## WHAT TO WORK ON
From the entries below, copy every line where the string "search" appears.

## STORED ROWS
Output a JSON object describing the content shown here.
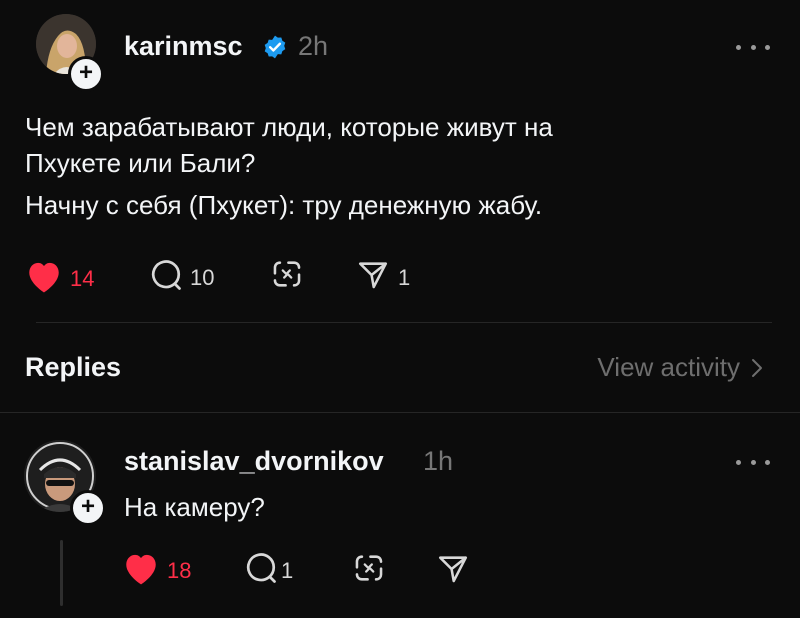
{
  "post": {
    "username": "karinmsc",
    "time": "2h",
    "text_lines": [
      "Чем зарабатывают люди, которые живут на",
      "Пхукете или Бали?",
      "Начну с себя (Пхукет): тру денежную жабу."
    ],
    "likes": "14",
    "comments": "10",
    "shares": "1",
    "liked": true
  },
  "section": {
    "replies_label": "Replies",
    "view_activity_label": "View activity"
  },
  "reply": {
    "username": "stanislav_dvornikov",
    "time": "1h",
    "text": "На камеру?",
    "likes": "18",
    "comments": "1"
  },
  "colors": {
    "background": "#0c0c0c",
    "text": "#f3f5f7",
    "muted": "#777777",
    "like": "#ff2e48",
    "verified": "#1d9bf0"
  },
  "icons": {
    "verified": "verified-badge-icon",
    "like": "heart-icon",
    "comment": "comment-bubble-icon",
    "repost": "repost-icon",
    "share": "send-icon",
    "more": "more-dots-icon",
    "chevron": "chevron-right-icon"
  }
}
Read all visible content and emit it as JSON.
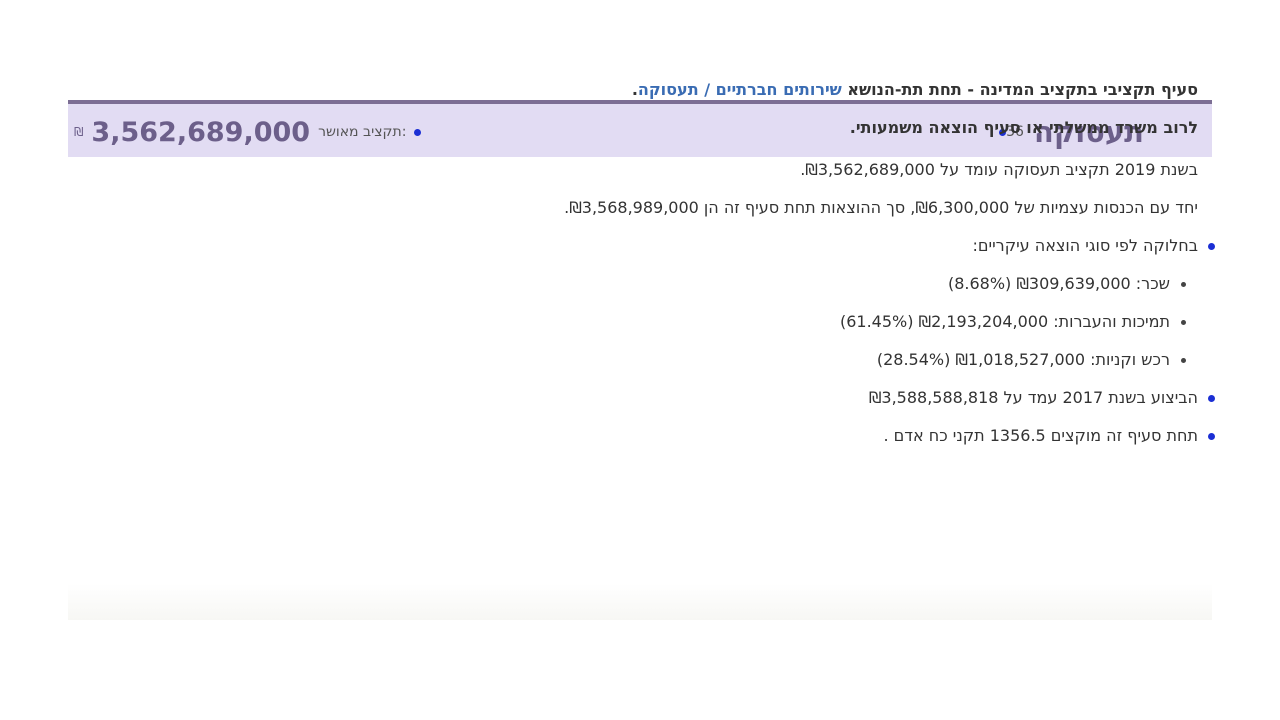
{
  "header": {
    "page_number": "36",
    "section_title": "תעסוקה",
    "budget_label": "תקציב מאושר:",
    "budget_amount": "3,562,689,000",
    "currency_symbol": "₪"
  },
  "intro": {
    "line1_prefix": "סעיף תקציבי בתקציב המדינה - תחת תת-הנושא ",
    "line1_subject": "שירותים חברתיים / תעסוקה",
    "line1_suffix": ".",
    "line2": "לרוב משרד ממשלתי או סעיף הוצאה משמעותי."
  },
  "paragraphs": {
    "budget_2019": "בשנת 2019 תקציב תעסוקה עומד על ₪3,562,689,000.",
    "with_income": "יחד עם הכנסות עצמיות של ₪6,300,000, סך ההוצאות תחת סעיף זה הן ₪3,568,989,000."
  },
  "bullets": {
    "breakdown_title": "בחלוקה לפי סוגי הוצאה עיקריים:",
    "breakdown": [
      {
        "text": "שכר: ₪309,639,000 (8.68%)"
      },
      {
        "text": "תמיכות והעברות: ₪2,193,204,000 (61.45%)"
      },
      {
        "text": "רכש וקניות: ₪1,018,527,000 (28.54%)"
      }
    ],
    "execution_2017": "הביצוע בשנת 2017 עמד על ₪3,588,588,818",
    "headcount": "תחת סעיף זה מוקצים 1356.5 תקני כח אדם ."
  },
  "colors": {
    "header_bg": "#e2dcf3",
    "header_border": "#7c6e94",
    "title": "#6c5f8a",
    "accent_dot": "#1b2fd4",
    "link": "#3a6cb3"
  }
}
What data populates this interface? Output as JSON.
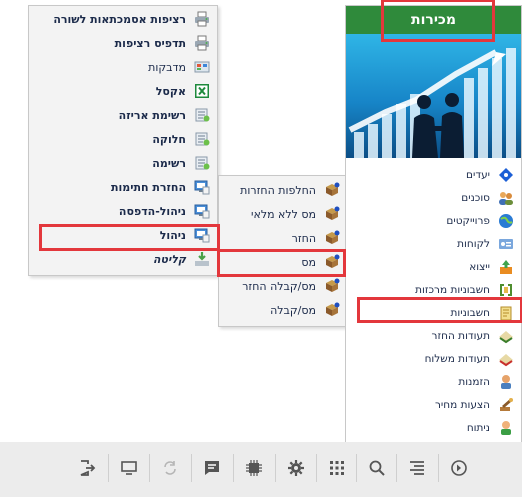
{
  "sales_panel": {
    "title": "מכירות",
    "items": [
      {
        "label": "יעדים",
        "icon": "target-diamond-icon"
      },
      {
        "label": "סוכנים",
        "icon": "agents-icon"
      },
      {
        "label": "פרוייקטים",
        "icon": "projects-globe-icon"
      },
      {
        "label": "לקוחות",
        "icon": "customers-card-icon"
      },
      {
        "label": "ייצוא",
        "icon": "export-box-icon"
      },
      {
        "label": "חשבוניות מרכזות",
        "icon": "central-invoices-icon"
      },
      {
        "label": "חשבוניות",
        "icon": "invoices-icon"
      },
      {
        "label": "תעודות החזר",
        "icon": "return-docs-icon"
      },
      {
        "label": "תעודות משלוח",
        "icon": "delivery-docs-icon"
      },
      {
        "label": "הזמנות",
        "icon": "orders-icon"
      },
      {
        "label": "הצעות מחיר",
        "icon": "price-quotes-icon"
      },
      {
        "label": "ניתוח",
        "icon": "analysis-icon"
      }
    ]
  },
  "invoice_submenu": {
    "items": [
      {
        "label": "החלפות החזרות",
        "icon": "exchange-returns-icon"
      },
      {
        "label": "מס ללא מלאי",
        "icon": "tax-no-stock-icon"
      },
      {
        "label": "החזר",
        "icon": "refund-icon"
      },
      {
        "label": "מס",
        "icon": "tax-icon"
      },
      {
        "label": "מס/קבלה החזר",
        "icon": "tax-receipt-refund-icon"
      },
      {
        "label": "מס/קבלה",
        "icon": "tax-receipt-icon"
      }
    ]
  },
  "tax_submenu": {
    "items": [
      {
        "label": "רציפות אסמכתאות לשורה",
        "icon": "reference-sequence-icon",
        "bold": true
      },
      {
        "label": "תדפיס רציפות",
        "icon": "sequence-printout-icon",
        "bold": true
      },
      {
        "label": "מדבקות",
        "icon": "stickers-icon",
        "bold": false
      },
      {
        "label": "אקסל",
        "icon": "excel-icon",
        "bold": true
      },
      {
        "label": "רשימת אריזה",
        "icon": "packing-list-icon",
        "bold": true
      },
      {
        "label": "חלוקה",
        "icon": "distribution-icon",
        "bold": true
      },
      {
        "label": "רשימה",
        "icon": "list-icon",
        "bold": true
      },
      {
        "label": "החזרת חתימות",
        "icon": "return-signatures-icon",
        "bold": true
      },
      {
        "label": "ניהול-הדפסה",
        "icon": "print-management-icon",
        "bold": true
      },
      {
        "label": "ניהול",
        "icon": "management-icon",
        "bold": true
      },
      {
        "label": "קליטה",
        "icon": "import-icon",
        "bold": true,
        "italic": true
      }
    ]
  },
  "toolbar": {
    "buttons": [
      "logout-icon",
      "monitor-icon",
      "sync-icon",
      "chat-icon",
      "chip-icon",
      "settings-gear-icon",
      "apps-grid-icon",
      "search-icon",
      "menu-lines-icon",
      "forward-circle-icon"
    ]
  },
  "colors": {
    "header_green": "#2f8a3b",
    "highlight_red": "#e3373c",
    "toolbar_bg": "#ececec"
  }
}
--
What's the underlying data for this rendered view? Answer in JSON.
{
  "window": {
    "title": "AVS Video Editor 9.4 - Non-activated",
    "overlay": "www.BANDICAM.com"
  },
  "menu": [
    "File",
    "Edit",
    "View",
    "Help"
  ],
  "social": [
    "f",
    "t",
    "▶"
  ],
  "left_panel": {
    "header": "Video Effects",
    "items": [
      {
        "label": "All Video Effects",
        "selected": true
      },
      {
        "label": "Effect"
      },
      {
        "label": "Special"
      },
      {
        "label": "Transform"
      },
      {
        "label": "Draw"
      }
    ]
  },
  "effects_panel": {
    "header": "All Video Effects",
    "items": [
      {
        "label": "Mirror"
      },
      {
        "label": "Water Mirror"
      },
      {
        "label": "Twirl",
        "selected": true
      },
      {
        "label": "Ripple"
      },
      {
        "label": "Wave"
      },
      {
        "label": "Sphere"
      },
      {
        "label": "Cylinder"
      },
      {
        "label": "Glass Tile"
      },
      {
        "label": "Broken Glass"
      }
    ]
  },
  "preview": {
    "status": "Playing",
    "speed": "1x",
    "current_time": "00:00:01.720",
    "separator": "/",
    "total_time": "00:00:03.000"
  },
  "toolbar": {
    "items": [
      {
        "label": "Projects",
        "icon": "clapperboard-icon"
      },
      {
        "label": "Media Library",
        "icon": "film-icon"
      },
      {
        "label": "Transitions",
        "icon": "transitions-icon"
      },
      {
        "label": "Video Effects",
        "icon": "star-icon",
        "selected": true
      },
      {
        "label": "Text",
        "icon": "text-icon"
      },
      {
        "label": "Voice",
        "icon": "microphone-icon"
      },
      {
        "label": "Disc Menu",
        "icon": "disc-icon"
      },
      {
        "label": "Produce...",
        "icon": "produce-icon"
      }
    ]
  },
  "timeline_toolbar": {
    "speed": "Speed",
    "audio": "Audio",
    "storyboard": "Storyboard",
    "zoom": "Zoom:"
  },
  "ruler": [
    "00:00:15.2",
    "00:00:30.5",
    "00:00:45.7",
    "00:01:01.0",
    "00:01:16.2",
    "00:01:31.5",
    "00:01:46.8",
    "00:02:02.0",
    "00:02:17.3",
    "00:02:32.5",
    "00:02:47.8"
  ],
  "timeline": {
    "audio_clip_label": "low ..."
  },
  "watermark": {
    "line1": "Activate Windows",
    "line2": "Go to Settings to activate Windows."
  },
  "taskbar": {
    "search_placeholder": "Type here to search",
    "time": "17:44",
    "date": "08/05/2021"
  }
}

## TASK RESULT
      "search-icon",
    "search_placeholder": "Type here to search",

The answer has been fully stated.